TASK REQUIREMENTS
Reproduce the material below with every "legend-label" swapped for "legend-entry" and everything else left unchanged. Omit the pictures from your answer.

####################

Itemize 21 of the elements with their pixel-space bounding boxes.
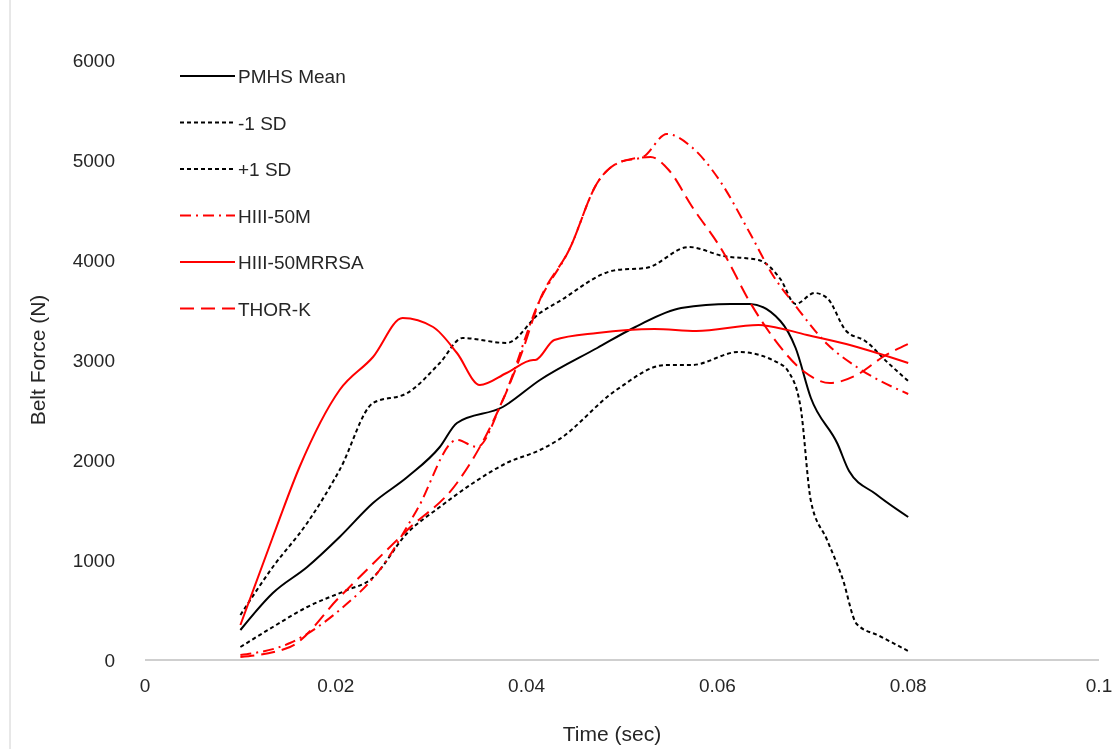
y-tick-label: 6000 — [72, 50, 115, 71]
x-tick-label: 0.08 — [889, 675, 927, 696]
y-tick-label: 1000 — [72, 550, 115, 571]
x-tick-label: 0.06 — [698, 675, 736, 696]
legend-label: THOR-K — [238, 298, 312, 320]
legend-label: HIII-50MRRSA — [238, 252, 364, 273]
y-tick-label: 4000 — [72, 250, 115, 271]
legend-label: +1 SD — [238, 159, 292, 180]
x-tick-label: 0.1 — [1085, 675, 1113, 696]
y-tick-label: 2000 — [72, 450, 115, 471]
legend-label: PMHS Mean — [238, 66, 346, 87]
y-tick-label: 5000 — [72, 150, 115, 171]
x-tick-label: 0.02 — [317, 675, 355, 696]
x-tick-label: 0 — [139, 675, 151, 696]
x-tick-label: 0.04 — [508, 675, 546, 696]
legend-label: -1 SD — [238, 112, 287, 134]
legend-label: HIII-50M — [238, 205, 311, 227]
x-axis-title: Time (sec) — [562, 722, 662, 745]
y-tick-label: 0 — [104, 650, 115, 671]
y-tick-label: 3000 — [72, 350, 115, 371]
y-axis-title: Belt Force (N) — [26, 294, 49, 426]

####################

RESULT
Itemize 21 of the elements with their pixel-space bounding boxes.
y-tick-label: 6000 — [72, 50, 115, 71]
x-tick-label: 0.08 — [889, 675, 927, 696]
y-tick-label: 1000 — [72, 550, 115, 571]
x-tick-label: 0.06 — [698, 675, 736, 696]
legend-entry: THOR-K — [238, 298, 312, 320]
legend-entry: HIII-50MRRSA — [238, 252, 364, 273]
y-tick-label: 4000 — [72, 250, 115, 271]
legend-entry: +1 SD — [238, 159, 292, 180]
x-tick-label: 0.1 — [1085, 675, 1113, 696]
y-tick-label: 2000 — [72, 450, 115, 471]
legend-entry: PMHS Mean — [238, 66, 346, 87]
y-tick-label: 5000 — [72, 150, 115, 171]
x-tick-label: 0.02 — [317, 675, 355, 696]
x-tick-label: 0 — [139, 675, 151, 696]
x-tick-label: 0.04 — [508, 675, 546, 696]
legend-entry: -1 SD — [238, 112, 287, 134]
legend-entry: HIII-50M — [238, 205, 311, 227]
x-axis-title: Time (sec) — [562, 722, 662, 745]
y-tick-label: 0 — [104, 650, 115, 671]
y-tick-label: 3000 — [72, 350, 115, 371]
y-axis-title: Belt Force (N) — [26, 294, 49, 426]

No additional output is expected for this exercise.